(ZIEL DER ÜBUNG) Geben Sie aus der nachstehenden Tarifinformation zum Werbeaußendienst den Abschnitt wortgetreu wieder, der mit „Tarifinformation Bundesfachgruppe Privates“ beginnt und bis einschließlich „Verwaltungsaufgaben belastet wird.“ reicht.

(VORGEGEBENER TEXT)
Tarifinformation Bundesfachgruppe Privates Versicherungsgewerbe
10. September 2009
Tarifverhandlungen Werbeaußendienst Versicherungen:
DHV fordert 5 % mehr Gehalt und unverrechenbares Mindesteinkommen für alle Außendienstbeschäftigten!

Erweiterung der unverrechenbaren Mindesteinkommensregelung (§ 19 Ziffer 1 Abs. 2 Satz 2 MTV) auch auf den nicht organisierenden Werbeaußendienst!
Was nützen den Beschäftigten des nicht organisierenden Werbeaußendienstes die Erhöhungen des Mindesteinkommens, wenn sie jede Anpassung ins Verdienen bringen müssen? Gegenüber dem organisierenden Werbeaußendienst ist dies eine nicht nachvollziehbare Benachteiligung, zumal auch der nicht organisierende Werbeaußendienst in zunehmendem Maße mit Verwaltungsaufgaben belastet wird.

(DATENSATZ)
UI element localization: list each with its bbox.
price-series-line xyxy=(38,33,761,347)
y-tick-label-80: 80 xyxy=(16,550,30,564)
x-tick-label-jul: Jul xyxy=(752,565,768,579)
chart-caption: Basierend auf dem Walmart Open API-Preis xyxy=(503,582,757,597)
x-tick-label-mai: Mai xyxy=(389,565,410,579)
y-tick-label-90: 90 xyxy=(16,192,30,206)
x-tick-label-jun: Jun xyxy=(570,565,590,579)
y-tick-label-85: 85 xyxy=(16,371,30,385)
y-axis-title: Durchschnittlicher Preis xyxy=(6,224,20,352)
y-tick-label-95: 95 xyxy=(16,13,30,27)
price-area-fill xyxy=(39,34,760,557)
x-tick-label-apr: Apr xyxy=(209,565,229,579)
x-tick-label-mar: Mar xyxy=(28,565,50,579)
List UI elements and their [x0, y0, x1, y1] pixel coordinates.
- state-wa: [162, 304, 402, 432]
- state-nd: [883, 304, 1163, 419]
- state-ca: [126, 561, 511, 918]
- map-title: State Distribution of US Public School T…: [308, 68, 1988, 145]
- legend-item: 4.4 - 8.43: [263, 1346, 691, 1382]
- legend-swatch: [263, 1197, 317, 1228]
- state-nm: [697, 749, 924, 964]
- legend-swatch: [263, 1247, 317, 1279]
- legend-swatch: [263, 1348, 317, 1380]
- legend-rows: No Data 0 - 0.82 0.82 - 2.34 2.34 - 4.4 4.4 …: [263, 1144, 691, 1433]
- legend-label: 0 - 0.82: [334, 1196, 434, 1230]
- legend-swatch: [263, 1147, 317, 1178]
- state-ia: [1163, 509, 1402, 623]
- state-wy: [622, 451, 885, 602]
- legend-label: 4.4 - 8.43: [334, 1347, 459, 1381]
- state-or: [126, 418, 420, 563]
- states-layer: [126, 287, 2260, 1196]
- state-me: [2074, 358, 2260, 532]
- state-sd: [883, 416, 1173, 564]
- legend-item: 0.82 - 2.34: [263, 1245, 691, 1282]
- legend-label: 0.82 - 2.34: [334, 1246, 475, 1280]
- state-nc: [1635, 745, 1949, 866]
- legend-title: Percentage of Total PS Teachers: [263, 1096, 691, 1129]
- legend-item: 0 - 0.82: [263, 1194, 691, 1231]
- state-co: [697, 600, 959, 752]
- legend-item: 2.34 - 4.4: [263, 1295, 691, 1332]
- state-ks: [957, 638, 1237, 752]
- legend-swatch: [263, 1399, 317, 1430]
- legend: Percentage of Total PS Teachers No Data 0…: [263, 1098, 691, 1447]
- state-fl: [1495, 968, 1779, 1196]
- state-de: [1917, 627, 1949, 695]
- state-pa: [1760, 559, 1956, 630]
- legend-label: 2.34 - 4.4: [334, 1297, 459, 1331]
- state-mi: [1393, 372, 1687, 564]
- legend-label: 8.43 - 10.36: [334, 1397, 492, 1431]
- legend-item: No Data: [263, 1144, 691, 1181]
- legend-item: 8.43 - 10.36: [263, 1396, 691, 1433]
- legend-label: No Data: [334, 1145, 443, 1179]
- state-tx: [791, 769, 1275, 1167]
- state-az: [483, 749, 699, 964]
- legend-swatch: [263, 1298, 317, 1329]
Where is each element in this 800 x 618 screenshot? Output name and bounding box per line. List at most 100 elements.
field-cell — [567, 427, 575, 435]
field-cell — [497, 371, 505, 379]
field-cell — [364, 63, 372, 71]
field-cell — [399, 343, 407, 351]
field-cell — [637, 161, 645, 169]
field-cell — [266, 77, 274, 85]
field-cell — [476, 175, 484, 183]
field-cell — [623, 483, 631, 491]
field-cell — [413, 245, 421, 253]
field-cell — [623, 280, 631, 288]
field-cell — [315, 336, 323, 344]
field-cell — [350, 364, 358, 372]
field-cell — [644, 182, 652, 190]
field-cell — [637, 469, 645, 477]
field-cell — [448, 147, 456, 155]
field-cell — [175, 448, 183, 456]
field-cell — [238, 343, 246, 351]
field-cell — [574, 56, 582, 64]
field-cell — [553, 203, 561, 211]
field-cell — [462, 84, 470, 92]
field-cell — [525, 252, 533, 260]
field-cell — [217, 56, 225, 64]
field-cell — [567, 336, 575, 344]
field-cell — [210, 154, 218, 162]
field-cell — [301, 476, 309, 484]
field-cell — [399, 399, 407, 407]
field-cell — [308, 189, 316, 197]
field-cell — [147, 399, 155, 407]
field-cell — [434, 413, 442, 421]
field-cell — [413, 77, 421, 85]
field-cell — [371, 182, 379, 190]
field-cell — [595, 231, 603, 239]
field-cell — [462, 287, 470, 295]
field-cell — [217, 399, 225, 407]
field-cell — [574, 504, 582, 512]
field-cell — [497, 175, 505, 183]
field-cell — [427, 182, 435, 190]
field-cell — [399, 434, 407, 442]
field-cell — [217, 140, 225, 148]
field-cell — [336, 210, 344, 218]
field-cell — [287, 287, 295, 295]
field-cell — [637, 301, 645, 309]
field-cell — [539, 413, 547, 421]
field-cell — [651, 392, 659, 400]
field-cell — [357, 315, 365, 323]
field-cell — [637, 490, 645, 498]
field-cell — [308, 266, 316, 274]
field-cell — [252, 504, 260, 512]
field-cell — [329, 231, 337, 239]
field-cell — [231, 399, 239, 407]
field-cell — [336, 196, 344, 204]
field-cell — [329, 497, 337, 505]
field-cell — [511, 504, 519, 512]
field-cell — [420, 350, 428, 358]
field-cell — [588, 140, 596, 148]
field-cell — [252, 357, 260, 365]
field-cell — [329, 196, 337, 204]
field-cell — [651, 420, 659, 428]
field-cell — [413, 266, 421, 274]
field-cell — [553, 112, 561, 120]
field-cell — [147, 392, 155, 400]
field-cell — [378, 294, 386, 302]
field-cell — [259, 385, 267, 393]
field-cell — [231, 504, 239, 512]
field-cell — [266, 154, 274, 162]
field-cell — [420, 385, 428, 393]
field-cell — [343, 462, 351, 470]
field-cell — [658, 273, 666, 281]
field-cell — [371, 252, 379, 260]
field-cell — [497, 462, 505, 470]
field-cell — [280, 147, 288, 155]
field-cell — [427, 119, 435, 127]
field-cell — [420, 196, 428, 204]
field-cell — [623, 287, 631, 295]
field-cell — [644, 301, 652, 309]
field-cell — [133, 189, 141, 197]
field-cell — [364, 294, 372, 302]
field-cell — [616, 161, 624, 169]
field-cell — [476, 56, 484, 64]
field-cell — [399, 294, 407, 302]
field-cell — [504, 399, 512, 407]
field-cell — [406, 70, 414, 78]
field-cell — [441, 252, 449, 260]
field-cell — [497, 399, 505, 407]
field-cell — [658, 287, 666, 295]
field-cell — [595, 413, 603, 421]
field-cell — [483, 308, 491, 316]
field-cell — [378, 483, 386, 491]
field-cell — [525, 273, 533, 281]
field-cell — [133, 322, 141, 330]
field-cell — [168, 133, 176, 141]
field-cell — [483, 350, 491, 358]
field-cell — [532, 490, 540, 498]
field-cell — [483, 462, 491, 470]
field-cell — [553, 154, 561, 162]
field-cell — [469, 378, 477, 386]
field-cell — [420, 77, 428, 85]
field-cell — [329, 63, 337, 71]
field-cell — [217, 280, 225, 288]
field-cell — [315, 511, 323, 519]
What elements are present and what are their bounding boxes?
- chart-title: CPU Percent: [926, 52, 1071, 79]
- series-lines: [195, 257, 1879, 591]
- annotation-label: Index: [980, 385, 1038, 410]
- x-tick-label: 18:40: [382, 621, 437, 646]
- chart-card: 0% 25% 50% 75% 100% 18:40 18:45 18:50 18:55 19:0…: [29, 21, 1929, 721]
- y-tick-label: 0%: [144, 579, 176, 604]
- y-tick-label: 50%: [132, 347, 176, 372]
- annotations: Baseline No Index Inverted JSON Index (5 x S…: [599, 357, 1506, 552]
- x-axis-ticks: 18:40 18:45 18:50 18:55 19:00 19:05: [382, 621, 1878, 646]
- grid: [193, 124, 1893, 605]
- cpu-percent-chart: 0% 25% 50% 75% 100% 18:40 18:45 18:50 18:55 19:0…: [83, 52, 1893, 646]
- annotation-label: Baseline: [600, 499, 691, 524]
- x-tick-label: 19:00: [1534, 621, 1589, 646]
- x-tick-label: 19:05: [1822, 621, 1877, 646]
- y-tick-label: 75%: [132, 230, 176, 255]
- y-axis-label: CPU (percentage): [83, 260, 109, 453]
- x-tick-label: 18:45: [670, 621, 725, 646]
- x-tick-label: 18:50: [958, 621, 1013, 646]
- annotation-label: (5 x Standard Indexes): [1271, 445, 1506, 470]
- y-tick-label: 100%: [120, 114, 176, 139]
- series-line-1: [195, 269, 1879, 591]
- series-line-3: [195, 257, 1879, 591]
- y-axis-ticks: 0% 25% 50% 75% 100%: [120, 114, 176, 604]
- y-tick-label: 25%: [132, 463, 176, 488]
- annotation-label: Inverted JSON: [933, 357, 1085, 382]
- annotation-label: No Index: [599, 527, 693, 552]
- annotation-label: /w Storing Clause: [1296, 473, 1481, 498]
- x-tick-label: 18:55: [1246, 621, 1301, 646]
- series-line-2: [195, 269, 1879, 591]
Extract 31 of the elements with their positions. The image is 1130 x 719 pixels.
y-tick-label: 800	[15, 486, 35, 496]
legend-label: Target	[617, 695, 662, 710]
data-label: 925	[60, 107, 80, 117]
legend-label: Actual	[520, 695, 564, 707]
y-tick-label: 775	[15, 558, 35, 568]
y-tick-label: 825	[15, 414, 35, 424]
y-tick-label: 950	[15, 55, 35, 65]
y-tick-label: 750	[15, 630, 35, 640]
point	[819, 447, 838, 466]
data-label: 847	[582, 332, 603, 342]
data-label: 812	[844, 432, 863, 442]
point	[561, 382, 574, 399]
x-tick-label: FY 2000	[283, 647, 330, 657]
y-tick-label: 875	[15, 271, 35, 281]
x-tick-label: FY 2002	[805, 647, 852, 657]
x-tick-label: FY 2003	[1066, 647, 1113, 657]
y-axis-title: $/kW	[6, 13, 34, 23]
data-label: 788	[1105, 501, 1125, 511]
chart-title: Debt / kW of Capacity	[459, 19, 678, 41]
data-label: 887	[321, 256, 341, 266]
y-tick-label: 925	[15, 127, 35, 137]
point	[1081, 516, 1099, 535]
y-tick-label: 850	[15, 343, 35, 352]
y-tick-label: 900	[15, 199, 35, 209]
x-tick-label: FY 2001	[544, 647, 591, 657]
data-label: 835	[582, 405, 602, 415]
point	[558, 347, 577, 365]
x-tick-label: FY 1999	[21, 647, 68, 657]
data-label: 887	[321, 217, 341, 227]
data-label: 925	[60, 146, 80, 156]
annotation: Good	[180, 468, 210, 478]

(IHRE LÖSUNG)
Tarifinformation Bundesfachgruppe Privates Versicherungsgewerbe
10. September 2009
Tarifverhandlungen Werbeaußendienst Versicherungen:
DHV fordert 5 % mehr Gehalt und unverrechenbares Mindesteinkommen für alle Außendienstbeschäftigten!

Erweiterung der unverrechenbaren Mindesteinkommensregelung (§ 19 Ziffer 1 Abs. 2 Satz 2 MTV) auch auf den nicht organisierenden Werbeaußendienst!
Was nützen den Beschäftigten des nicht organisierenden Werbeaußendienstes die Erhöhungen des Mindesteinkommens, wenn sie jede Anpassung ins Verdienen bringen müssen? Gegenüber dem organisierenden Werbeaußendienst ist dies eine nicht nachvollziehbare Benachteiligung, zumal auch der nicht organisierende Werbeaußendienst in zunehmendem Maße mit Verwaltungsaufgaben belastet wird.